* INPUT ROWS *
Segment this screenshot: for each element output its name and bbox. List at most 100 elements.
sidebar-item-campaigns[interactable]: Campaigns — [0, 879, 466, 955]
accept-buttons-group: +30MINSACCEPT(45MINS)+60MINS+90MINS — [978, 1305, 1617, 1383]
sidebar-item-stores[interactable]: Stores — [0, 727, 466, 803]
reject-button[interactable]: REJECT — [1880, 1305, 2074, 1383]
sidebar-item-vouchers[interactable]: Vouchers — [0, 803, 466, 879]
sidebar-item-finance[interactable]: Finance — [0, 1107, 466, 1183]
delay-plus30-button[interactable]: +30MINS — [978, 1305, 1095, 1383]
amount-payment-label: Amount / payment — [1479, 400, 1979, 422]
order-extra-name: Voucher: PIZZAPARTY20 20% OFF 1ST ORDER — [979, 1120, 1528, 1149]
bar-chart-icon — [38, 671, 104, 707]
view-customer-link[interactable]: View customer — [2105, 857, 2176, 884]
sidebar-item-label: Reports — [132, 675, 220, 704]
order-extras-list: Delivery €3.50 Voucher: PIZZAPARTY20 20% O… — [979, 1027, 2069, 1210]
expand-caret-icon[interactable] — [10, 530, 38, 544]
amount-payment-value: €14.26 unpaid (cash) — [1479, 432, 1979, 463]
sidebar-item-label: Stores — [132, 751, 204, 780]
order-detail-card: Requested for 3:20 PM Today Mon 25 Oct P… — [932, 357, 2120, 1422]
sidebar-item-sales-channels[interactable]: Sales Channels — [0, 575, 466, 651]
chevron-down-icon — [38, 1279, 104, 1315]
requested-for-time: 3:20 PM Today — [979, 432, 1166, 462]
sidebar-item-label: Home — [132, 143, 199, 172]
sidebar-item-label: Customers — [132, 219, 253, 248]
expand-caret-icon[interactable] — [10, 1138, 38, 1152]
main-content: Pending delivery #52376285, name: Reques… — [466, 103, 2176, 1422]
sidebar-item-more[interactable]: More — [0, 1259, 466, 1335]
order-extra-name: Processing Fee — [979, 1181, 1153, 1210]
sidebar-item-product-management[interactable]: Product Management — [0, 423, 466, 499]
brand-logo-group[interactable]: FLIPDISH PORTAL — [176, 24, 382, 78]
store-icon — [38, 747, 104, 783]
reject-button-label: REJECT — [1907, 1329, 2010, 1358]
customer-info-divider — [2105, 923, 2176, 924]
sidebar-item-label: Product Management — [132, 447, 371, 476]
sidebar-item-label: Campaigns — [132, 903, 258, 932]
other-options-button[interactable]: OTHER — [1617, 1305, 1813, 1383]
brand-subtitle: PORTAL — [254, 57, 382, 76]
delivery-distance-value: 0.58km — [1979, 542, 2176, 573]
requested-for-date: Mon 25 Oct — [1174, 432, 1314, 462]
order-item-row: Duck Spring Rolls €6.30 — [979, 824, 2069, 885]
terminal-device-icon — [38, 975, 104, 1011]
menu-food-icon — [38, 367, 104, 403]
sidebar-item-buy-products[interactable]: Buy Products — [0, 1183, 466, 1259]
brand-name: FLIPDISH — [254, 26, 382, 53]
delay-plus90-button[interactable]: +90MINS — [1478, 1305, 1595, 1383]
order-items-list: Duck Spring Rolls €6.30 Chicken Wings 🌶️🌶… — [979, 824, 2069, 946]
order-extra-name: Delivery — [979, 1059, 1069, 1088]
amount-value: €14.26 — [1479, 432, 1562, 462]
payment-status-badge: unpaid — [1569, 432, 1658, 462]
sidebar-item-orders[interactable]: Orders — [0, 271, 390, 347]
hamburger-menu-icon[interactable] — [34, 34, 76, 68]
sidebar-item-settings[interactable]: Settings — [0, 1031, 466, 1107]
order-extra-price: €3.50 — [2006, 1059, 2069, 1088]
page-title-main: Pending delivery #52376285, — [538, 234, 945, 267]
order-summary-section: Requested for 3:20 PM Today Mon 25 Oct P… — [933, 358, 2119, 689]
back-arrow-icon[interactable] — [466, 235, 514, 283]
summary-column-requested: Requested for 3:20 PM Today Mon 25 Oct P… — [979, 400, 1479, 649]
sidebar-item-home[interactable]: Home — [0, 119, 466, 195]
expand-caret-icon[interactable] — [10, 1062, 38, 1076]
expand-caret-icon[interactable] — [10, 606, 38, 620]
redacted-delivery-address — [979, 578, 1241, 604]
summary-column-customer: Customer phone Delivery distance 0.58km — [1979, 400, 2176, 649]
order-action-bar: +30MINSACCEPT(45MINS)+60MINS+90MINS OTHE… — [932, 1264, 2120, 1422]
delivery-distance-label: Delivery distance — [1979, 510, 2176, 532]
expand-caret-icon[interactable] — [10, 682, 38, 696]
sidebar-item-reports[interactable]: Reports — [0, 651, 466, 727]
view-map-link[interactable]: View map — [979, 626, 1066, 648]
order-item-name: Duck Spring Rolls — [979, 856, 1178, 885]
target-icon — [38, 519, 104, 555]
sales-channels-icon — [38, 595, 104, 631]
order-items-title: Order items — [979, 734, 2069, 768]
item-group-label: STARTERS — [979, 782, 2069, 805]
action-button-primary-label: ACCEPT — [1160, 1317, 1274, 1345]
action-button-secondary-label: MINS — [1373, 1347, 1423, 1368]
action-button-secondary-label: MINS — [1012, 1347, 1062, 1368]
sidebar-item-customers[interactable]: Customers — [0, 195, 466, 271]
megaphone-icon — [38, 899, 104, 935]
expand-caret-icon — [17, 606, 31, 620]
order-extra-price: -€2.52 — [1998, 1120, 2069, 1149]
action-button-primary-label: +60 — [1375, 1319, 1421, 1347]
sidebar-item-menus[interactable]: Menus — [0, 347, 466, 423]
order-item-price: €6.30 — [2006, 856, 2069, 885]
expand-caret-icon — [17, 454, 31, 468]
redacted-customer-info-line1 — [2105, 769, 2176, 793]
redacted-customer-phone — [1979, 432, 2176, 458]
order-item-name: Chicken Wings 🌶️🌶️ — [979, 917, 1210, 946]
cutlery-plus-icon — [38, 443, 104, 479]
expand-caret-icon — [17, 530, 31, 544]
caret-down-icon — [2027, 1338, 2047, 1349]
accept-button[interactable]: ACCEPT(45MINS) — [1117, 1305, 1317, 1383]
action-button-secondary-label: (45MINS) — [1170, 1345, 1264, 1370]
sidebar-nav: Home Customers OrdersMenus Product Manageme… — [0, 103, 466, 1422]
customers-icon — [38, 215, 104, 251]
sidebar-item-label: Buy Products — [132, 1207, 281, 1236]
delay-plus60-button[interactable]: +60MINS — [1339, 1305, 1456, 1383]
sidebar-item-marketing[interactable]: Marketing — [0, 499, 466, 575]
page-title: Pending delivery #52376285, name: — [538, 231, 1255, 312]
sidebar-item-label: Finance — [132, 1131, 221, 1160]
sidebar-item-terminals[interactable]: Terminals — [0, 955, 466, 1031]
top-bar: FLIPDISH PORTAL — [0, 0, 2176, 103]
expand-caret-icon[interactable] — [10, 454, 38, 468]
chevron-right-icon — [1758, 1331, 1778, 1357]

* WHAT IS BEING ASKED *
Please write out the records from the start through the line that contains "423, 466, 499]", inclusive, with every line copied exactly.

* OUTPUT FOR THIS TASK *
Segment this screenshot: for each element output its name and bbox. List at most 100 elements.
sidebar-item-campaigns[interactable]: Campaigns — [0, 879, 466, 955]
accept-buttons-group: +30MINSACCEPT(45MINS)+60MINS+90MINS — [978, 1305, 1617, 1383]
sidebar-item-stores[interactable]: Stores — [0, 727, 466, 803]
reject-button[interactable]: REJECT — [1880, 1305, 2074, 1383]
sidebar-item-vouchers[interactable]: Vouchers — [0, 803, 466, 879]
sidebar-item-finance[interactable]: Finance — [0, 1107, 466, 1183]
delay-plus30-button[interactable]: +30MINS — [978, 1305, 1095, 1383]
amount-payment-label: Amount / payment — [1479, 400, 1979, 422]
order-extra-name: Voucher: PIZZAPARTY20 20% OFF 1ST ORDER — [979, 1120, 1528, 1149]
bar-chart-icon — [38, 671, 104, 707]
view-customer-link[interactable]: View customer — [2105, 857, 2176, 884]
sidebar-item-label: Reports — [132, 675, 220, 704]
order-extras-list: Delivery €3.50 Voucher: PIZZAPARTY20 20% O… — [979, 1027, 2069, 1210]
expand-caret-icon[interactable] — [10, 530, 38, 544]
amount-payment-value: €14.26 unpaid (cash) — [1479, 432, 1979, 463]
sidebar-item-label: Stores — [132, 751, 204, 780]
order-detail-card: Requested for 3:20 PM Today Mon 25 Oct P… — [932, 357, 2120, 1422]
sidebar-item-sales-channels[interactable]: Sales Channels — [0, 575, 466, 651]
chevron-down-icon — [38, 1279, 104, 1315]
requested-for-time: 3:20 PM Today — [979, 432, 1166, 462]
sidebar-item-label: Home — [132, 143, 199, 172]
sidebar-item-label: Customers — [132, 219, 253, 248]
expand-caret-icon[interactable] — [10, 1138, 38, 1152]
main-content: Pending delivery #52376285, name: Reques… — [466, 103, 2176, 1422]
sidebar-item-more[interactable]: More — [0, 1259, 466, 1335]
order-extra-name: Processing Fee — [979, 1181, 1153, 1210]
sidebar-item-product-management[interactable]: Product Management — [0, 423, 466, 499]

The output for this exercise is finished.